*WHAT IS EXPECTED*.
Look through the data for the string "mismo". Copy every line where it is found.

[Extracted records]

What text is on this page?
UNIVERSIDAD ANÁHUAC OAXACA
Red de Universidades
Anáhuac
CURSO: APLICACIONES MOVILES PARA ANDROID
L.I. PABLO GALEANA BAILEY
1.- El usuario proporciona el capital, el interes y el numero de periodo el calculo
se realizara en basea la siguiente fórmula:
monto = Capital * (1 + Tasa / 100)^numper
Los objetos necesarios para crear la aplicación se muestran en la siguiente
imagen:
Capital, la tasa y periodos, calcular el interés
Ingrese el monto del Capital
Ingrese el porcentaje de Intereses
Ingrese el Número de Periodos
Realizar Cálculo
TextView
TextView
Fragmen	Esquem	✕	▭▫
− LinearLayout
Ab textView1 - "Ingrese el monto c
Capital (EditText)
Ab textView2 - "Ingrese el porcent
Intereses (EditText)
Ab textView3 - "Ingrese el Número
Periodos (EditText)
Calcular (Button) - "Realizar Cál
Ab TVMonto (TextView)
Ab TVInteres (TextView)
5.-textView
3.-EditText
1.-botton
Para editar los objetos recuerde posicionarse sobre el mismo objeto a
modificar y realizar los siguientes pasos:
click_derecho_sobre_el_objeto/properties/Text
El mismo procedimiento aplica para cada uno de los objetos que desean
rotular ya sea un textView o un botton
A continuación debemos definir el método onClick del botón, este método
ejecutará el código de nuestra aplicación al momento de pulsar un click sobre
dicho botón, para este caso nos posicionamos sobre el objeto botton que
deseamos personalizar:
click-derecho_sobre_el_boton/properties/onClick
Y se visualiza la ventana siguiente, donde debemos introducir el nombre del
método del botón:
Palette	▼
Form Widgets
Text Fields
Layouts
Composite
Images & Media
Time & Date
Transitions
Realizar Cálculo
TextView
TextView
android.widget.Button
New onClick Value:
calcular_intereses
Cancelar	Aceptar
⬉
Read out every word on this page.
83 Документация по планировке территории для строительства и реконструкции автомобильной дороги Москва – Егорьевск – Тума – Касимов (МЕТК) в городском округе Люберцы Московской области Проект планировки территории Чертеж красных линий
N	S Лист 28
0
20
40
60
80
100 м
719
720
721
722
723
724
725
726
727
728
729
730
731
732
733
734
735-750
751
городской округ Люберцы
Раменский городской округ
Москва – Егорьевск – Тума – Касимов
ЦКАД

*EXERCISE ANSWER*.
Para editar los objetos recuerde posicionarse sobre el mismo objeto a
El mismo procedimiento aplica para cada uno de los objetos que desean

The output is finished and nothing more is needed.